__TASK STATEMENT__. Repeat the full listing below verbatim and keep the images out.

__Stored data__.

•••

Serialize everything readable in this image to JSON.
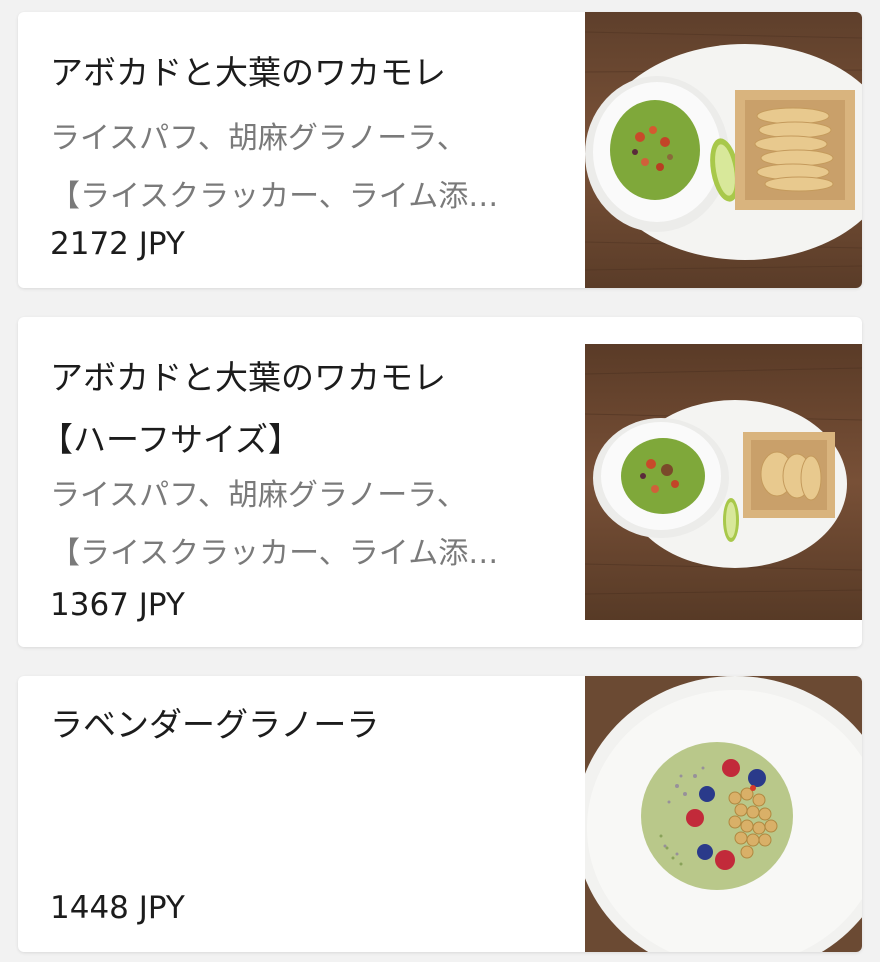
{
  "menu": {
    "items": [
      {
        "title": "アボカドと大葉のワカモレ",
        "title_line2": "",
        "desc_line1": "ライスパフ、胡麻グラノーラ、",
        "desc_line2": "【ライスクラッカー、ライム添…",
        "price": "2172 JPY",
        "photo_icon": "guacamole-photo"
      },
      {
        "title": "アボカドと大葉のワカモレ",
        "title_line2": "【ハーフサイズ】",
        "desc_line1": "ライスパフ、胡麻グラノーラ、",
        "desc_line2": "【ライスクラッカー、ライム添…",
        "price": "1367 JPY",
        "photo_icon": "guacamole-half-photo"
      },
      {
        "title": "ラベンダーグラノーラ",
        "title_line2": "",
        "desc_line1": "",
        "desc_line2": "",
        "price": "1448 JPY",
        "photo_icon": "granola-bowl-photo"
      }
    ]
  },
  "colors": {
    "card_bg": "#ffffff",
    "page_bg": "#f2f2f2",
    "title_text": "#1c1c1c",
    "desc_text": "#7a7a7a",
    "wood": "#6b4a33",
    "guacamole": "#7fa83a",
    "matcha": "#b9c88a"
  }
}
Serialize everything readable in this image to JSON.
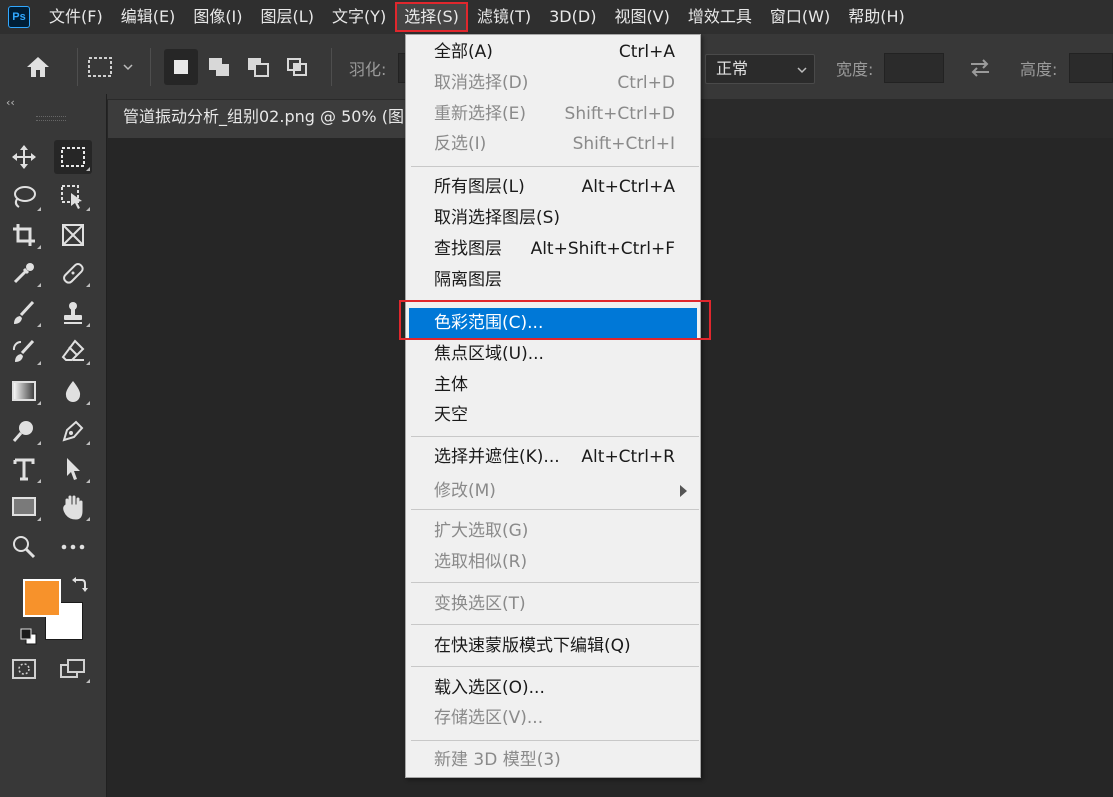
{
  "menubar": {
    "logo": "Ps",
    "items": [
      "文件(F)",
      "编辑(E)",
      "图像(I)",
      "图层(L)",
      "文字(Y)",
      "选择(S)",
      "滤镜(T)",
      "3D(D)",
      "视图(V)",
      "增效工具",
      "窗口(W)",
      "帮助(H)"
    ],
    "active_index": 5
  },
  "options": {
    "feather_label": "羽化:",
    "style_value": "正常",
    "width_label": "宽度:",
    "height_label": "高度:"
  },
  "document": {
    "tab_title": "管道振动分析_组别02.png @ 50% (图"
  },
  "toolbar": {
    "collapse": "‹‹",
    "foreground_color": "#f7922b",
    "background_color": "#ffffff"
  },
  "dropdown": {
    "items": [
      {
        "label": "全部(A)",
        "shortcut": "Ctrl+A",
        "disabled": false
      },
      {
        "label": "取消选择(D)",
        "shortcut": "Ctrl+D",
        "disabled": true
      },
      {
        "label": "重新选择(E)",
        "shortcut": "Shift+Ctrl+D",
        "disabled": true
      },
      {
        "label": "反选(I)",
        "shortcut": "Shift+Ctrl+I",
        "disabled": true
      },
      {
        "label": "所有图层(L)",
        "shortcut": "Alt+Ctrl+A",
        "disabled": false
      },
      {
        "label": "取消选择图层(S)",
        "shortcut": "",
        "disabled": false
      },
      {
        "label": "查找图层",
        "shortcut": "Alt+Shift+Ctrl+F",
        "disabled": false
      },
      {
        "label": "隔离图层",
        "shortcut": "",
        "disabled": false
      },
      {
        "label": "色彩范围(C)...",
        "shortcut": "",
        "disabled": false,
        "highlighted": true
      },
      {
        "label": "焦点区域(U)...",
        "shortcut": "",
        "disabled": false
      },
      {
        "label": "主体",
        "shortcut": "",
        "disabled": false
      },
      {
        "label": "天空",
        "shortcut": "",
        "disabled": false
      },
      {
        "label": "选择并遮住(K)...",
        "shortcut": "Alt+Ctrl+R",
        "disabled": false
      },
      {
        "label": "修改(M)",
        "shortcut": "",
        "disabled": true,
        "submenu": true
      },
      {
        "label": "扩大选取(G)",
        "shortcut": "",
        "disabled": true
      },
      {
        "label": "选取相似(R)",
        "shortcut": "",
        "disabled": true
      },
      {
        "label": "变换选区(T)",
        "shortcut": "",
        "disabled": true
      },
      {
        "label": "在快速蒙版模式下编辑(Q)",
        "shortcut": "",
        "disabled": false
      },
      {
        "label": "载入选区(O)...",
        "shortcut": "",
        "disabled": false
      },
      {
        "label": "存储选区(V)...",
        "shortcut": "",
        "disabled": true
      },
      {
        "label": "新建 3D 模型(3)",
        "shortcut": "",
        "disabled": true
      }
    ]
  }
}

•••

__RESPONSE TO THIS TASK__.
Serialize everything readable in this image to JSON.
{
  "menu": {
    "items": [
      {
        "title": "アボカドと大葉のワカモレ",
        "title_line2": "",
        "desc_line1": "ライスパフ、胡麻グラノーラ、",
        "desc_line2": "【ライスクラッカー、ライム添…",
        "price": "2172 JPY",
        "photo_icon": "guacamole-photo"
      },
      {
        "title": "アボカドと大葉のワカモレ",
        "title_line2": "【ハーフサイズ】",
        "desc_line1": "ライスパフ、胡麻グラノーラ、",
        "desc_line2": "【ライスクラッカー、ライム添…",
        "price": "1367 JPY",
        "photo_icon": "guacamole-half-photo"
      },
      {
        "title": "ラベンダーグラノーラ",
        "title_line2": "",
        "desc_line1": "",
        "desc_line2": "",
        "price": "1448 JPY",
        "photo_icon": "granola-bowl-photo"
      }
    ]
  },
  "colors": {
    "card_bg": "#ffffff",
    "page_bg": "#f2f2f2",
    "title_text": "#1c1c1c",
    "desc_text": "#7a7a7a",
    "wood": "#6b4a33",
    "guacamole": "#7fa83a",
    "matcha": "#b9c88a"
  }
}
Serialize everything readable in this image to JSON.
{
  "menubar": {
    "logo": "Ps",
    "items": [
      "文件(F)",
      "编辑(E)",
      "图像(I)",
      "图层(L)",
      "文字(Y)",
      "选择(S)",
      "滤镜(T)",
      "3D(D)",
      "视图(V)",
      "增效工具",
      "窗口(W)",
      "帮助(H)"
    ],
    "active_index": 5
  },
  "options": {
    "feather_label": "羽化:",
    "style_value": "正常",
    "width_label": "宽度:",
    "height_label": "高度:"
  },
  "document": {
    "tab_title": "管道振动分析_组别02.png @ 50% (图"
  },
  "toolbar": {
    "collapse": "‹‹",
    "foreground_color": "#f7922b",
    "background_color": "#ffffff"
  },
  "dropdown": {
    "items": [
      {
        "label": "全部(A)",
        "shortcut": "Ctrl+A",
        "disabled": false
      },
      {
        "label": "取消选择(D)",
        "shortcut": "Ctrl+D",
        "disabled": true
      },
      {
        "label": "重新选择(E)",
        "shortcut": "Shift+Ctrl+D",
        "disabled": true
      },
      {
        "label": "反选(I)",
        "shortcut": "Shift+Ctrl+I",
        "disabled": true
      },
      {
        "label": "所有图层(L)",
        "shortcut": "Alt+Ctrl+A",
        "disabled": false
      },
      {
        "label": "取消选择图层(S)",
        "shortcut": "",
        "disabled": false
      },
      {
        "label": "查找图层",
        "shortcut": "Alt+Shift+Ctrl+F",
        "disabled": false
      },
      {
        "label": "隔离图层",
        "shortcut": "",
        "disabled": false
      },
      {
        "label": "色彩范围(C)...",
        "shortcut": "",
        "disabled": false,
        "highlighted": true
      },
      {
        "label": "焦点区域(U)...",
        "shortcut": "",
        "disabled": false
      },
      {
        "label": "主体",
        "shortcut": "",
        "disabled": false
      },
      {
        "label": "天空",
        "shortcut": "",
        "disabled": false
      },
      {
        "label": "选择并遮住(K)...",
        "shortcut": "Alt+Ctrl+R",
        "disabled": false
      },
      {
        "label": "修改(M)",
        "shortcut": "",
        "disabled": true,
        "submenu": true
      },
      {
        "label": "扩大选取(G)",
        "shortcut": "",
        "disabled": true
      },
      {
        "label": "选取相似(R)",
        "shortcut": "",
        "disabled": true
      },
      {
        "label": "变换选区(T)",
        "shortcut": "",
        "disabled": true
      },
      {
        "label": "在快速蒙版模式下编辑(Q)",
        "shortcut": "",
        "disabled": false
      },
      {
        "label": "载入选区(O)...",
        "shortcut": "",
        "disabled": false
      },
      {
        "label": "存储选区(V)...",
        "shortcut": "",
        "disabled": true
      },
      {
        "label": "新建 3D 模型(3)",
        "shortcut": "",
        "disabled": true
      }
    ]
  }
}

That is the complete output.